PROVIDED MATERIAL start

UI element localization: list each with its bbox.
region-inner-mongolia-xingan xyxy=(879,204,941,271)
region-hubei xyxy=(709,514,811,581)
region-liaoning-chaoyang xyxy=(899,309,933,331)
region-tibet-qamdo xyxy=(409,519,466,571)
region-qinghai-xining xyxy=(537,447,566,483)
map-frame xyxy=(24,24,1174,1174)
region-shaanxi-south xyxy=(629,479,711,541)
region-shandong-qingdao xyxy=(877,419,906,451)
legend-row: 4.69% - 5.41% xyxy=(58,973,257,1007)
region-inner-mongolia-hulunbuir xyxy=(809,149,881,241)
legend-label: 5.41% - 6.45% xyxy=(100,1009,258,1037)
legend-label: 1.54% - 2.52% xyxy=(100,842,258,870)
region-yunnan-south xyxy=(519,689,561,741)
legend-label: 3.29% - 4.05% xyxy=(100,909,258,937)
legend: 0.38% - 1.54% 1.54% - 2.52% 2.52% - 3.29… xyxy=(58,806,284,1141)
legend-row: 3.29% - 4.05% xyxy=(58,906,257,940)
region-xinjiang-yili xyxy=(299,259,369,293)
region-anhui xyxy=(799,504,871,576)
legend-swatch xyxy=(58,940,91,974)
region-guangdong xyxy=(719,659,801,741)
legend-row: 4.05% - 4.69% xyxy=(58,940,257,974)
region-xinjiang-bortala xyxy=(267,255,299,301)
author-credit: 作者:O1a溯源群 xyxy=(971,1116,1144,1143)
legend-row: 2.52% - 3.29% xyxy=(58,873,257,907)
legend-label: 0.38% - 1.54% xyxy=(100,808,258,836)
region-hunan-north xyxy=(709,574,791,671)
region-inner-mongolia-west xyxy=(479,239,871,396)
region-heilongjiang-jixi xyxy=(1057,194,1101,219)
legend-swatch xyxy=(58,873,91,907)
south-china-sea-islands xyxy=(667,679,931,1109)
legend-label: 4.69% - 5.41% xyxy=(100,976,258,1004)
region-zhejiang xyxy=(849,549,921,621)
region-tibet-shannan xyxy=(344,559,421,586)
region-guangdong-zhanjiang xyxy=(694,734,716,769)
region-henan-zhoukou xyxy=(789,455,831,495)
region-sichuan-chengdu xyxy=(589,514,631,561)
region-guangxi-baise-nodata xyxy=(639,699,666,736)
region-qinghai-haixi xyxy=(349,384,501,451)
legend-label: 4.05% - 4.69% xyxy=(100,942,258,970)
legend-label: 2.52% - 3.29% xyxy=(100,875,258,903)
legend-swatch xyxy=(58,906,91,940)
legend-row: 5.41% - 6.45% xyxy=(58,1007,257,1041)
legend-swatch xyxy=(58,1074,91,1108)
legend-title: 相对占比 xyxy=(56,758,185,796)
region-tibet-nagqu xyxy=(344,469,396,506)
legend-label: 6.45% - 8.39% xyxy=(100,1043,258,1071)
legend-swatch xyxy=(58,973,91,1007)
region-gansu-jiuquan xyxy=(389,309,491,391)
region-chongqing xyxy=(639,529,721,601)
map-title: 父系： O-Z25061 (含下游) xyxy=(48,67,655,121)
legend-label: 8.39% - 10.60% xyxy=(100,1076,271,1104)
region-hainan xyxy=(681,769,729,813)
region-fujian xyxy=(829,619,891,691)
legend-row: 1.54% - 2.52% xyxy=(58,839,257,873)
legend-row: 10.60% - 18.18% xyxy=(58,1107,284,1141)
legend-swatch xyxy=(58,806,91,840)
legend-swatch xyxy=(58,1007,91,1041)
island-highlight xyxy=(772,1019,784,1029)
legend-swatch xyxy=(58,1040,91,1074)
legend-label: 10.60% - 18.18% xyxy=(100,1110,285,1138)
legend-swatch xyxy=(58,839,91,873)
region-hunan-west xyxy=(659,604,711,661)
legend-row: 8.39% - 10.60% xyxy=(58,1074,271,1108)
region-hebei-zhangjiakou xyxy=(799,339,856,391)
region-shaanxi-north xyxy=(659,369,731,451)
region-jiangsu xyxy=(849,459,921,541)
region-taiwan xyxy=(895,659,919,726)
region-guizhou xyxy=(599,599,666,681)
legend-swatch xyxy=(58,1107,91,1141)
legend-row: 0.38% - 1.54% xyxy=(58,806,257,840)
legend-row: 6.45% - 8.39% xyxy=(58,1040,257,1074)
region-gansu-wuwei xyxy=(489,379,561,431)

PROVIDED MATERIAL end

Transcribe every line of the data above without any changes, keeping the lines in their original order.

UI element localization: list each with its bbox.
region-inner-mongolia-xingan xyxy=(879,204,941,271)
region-hubei xyxy=(709,514,811,581)
region-liaoning-chaoyang xyxy=(899,309,933,331)
region-tibet-qamdo xyxy=(409,519,466,571)
region-qinghai-xining xyxy=(537,447,566,483)
map-frame xyxy=(24,24,1174,1174)
region-shaanxi-south xyxy=(629,479,711,541)
region-shandong-qingdao xyxy=(877,419,906,451)
legend-row: 4.69% - 5.41% xyxy=(58,973,257,1007)
region-inner-mongolia-hulunbuir xyxy=(809,149,881,241)
legend-label: 5.41% - 6.45% xyxy=(100,1009,258,1037)
legend-label: 1.54% - 2.52% xyxy=(100,842,258,870)
region-yunnan-south xyxy=(519,689,561,741)
legend-label: 3.29% - 4.05% xyxy=(100,909,258,937)
legend: 0.38% - 1.54% 1.54% - 2.52% 2.52% - 3.29… xyxy=(58,806,284,1141)
legend-row: 3.29% - 4.05% xyxy=(58,906,257,940)
region-xinjiang-yili xyxy=(299,259,369,293)
region-anhui xyxy=(799,504,871,576)
legend-swatch xyxy=(58,940,91,974)
region-guangdong xyxy=(719,659,801,741)
legend-row: 4.05% - 4.69% xyxy=(58,940,257,974)
region-xinjiang-bortala xyxy=(267,255,299,301)
author-credit: 作者:O1a溯源群 xyxy=(971,1116,1144,1143)
legend-row: 2.52% - 3.29% xyxy=(58,873,257,907)
legend-label: 0.38% - 1.54% xyxy=(100,808,258,836)
region-hunan-north xyxy=(709,574,791,671)
region-inner-mongolia-west xyxy=(479,239,871,396)
region-heilongjiang-jixi xyxy=(1057,194,1101,219)
legend-swatch xyxy=(58,873,91,907)
south-china-sea-islands xyxy=(667,679,931,1109)
legend-label: 4.69% - 5.41% xyxy=(100,976,258,1004)
region-zhejiang xyxy=(849,549,921,621)
region-tibet-shannan xyxy=(344,559,421,586)
region-guangdong-zhanjiang xyxy=(694,734,716,769)
region-henan-zhoukou xyxy=(789,455,831,495)
region-sichuan-chengdu xyxy=(589,514,631,561)
region-guangxi-baise-nodata xyxy=(639,699,666,736)
region-qinghai-haixi xyxy=(349,384,501,451)
legend-label: 4.05% - 4.69% xyxy=(100,942,258,970)
legend-label: 2.52% - 3.29% xyxy=(100,875,258,903)
legend-swatch xyxy=(58,906,91,940)
legend-row: 5.41% - 6.45% xyxy=(58,1007,257,1041)
legend-swatch xyxy=(58,1074,91,1108)
legend-title: 相对占比 xyxy=(56,758,185,796)
region-tibet-nagqu xyxy=(344,469,396,506)
legend-label: 6.45% - 8.39% xyxy=(100,1043,258,1071)
legend-swatch xyxy=(58,973,91,1007)
region-gansu-jiuquan xyxy=(389,309,491,391)
region-chongqing xyxy=(639,529,721,601)
map-title: 父系： O-Z25061 (含下游) xyxy=(48,67,655,121)
legend-label: 8.39% - 10.60% xyxy=(100,1076,271,1104)
region-hainan xyxy=(681,769,729,813)
region-fujian xyxy=(829,619,891,691)
legend-row: 1.54% - 2.52% xyxy=(58,839,257,873)
legend-row: 10.60% - 18.18% xyxy=(58,1107,284,1141)
legend-swatch xyxy=(58,806,91,840)
legend-swatch xyxy=(58,1007,91,1041)
island-highlight xyxy=(772,1019,784,1029)
legend-swatch xyxy=(58,1040,91,1074)
legend-label: 10.60% - 18.18% xyxy=(100,1110,285,1138)
legend-swatch xyxy=(58,839,91,873)
region-hunan-west xyxy=(659,604,711,661)
legend-row: 8.39% - 10.60% xyxy=(58,1074,271,1108)
region-hebei-zhangjiakou xyxy=(799,339,856,391)
region-shaanxi-north xyxy=(659,369,731,451)
region-jiangsu xyxy=(849,459,921,541)
region-taiwan xyxy=(895,659,919,726)
region-guizhou xyxy=(599,599,666,681)
legend-swatch xyxy=(58,1107,91,1141)
legend-row: 0.38% - 1.54% xyxy=(58,806,257,840)
legend-row: 6.45% - 8.39% xyxy=(58,1040,257,1074)
region-gansu-wuwei xyxy=(489,379,561,431)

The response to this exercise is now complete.